Skip the pictures and repeat each line of the data exactly.

──────── Exercise data

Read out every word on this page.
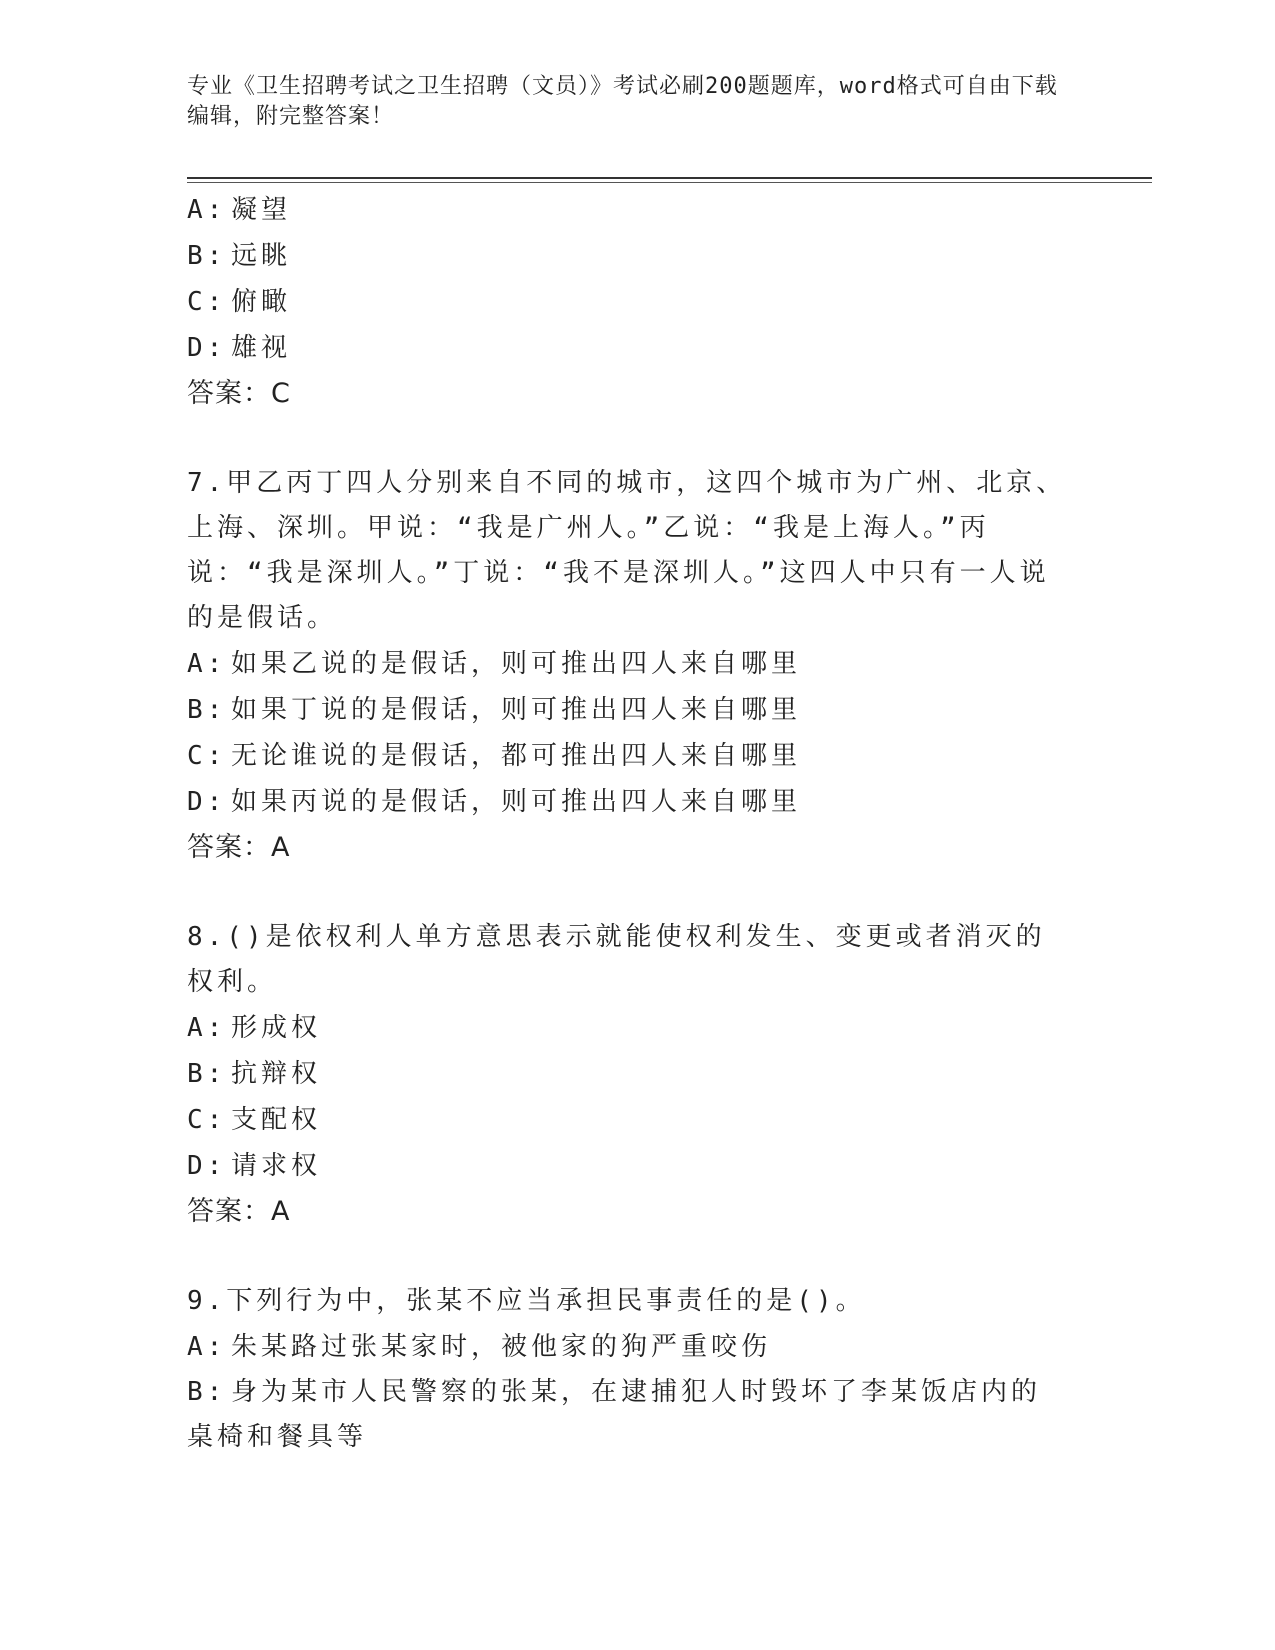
专业《卫生招聘考试之卫生招聘（文员）》考试必刷200题题库，word格式可自由下载编辑，附完整答案！
A: 凝望
B: 远眺
C: 俯瞰
D: 雄视
答案：C
7.甲乙丙丁四人分别来自不同的城市，这四个城市为广州、北京、上海、深圳。甲说：“我是广州人。”乙说：“我是上海人。”丙说：“我是深圳人。”丁说：“我不是深圳人。”这四人中只有一人说的是假话。
A: 如果乙说的是假话，则可推出四人来自哪里
B: 如果丁说的是假话，则可推出四人来自哪里
C: 无论谁说的是假话，都可推出四人来自哪里
D: 如果丙说的是假话，则可推出四人来自哪里
答案：A
8.()是依权利人单方意思表示就能使权利发生、变更或者消灭的权利。
A: 形成权
B: 抗辩权
C: 支配权
D: 请求权
答案：A
9.下列行为中，张某不应当承担民事责任的是()。
A: 朱某路过张某家时，被他家的狗严重咬伤
B: 身为某市人民警察的张某，在逮捕犯人时毁坏了李某饭店内的桌椅和餐具等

────────────────

Reply >>
Read out every word on this page.
专业《卫生招聘考试之卫生招聘（文员）》考试必刷200题题库，word格式可自由下载编辑，附完整答案！
A: 凝望
B: 远眺
C: 俯瞰
D: 雄视
答案：C
7.甲乙丙丁四人分别来自不同的城市，这四个城市为广州、北京、上海、深圳。甲说：“我是广州人。”乙说：“我是上海人。”丙说：“我是深圳人。”丁说：“我不是深圳人。”这四人中只有一人说的是假话。
A: 如果乙说的是假话，则可推出四人来自哪里
B: 如果丁说的是假话，则可推出四人来自哪里
C: 无论谁说的是假话，都可推出四人来自哪里
D: 如果丙说的是假话，则可推出四人来自哪里
答案：A
8.()是依权利人单方意思表示就能使权利发生、变更或者消灭的权利。
A: 形成权
B: 抗辩权
C: 支配权
D: 请求权
答案：A
9.下列行为中，张某不应当承担民事责任的是()。
A: 朱某路过张某家时，被他家的狗严重咬伤
B: 身为某市人民警察的张某，在逮捕犯人时毁坏了李某饭店内的桌椅和餐具等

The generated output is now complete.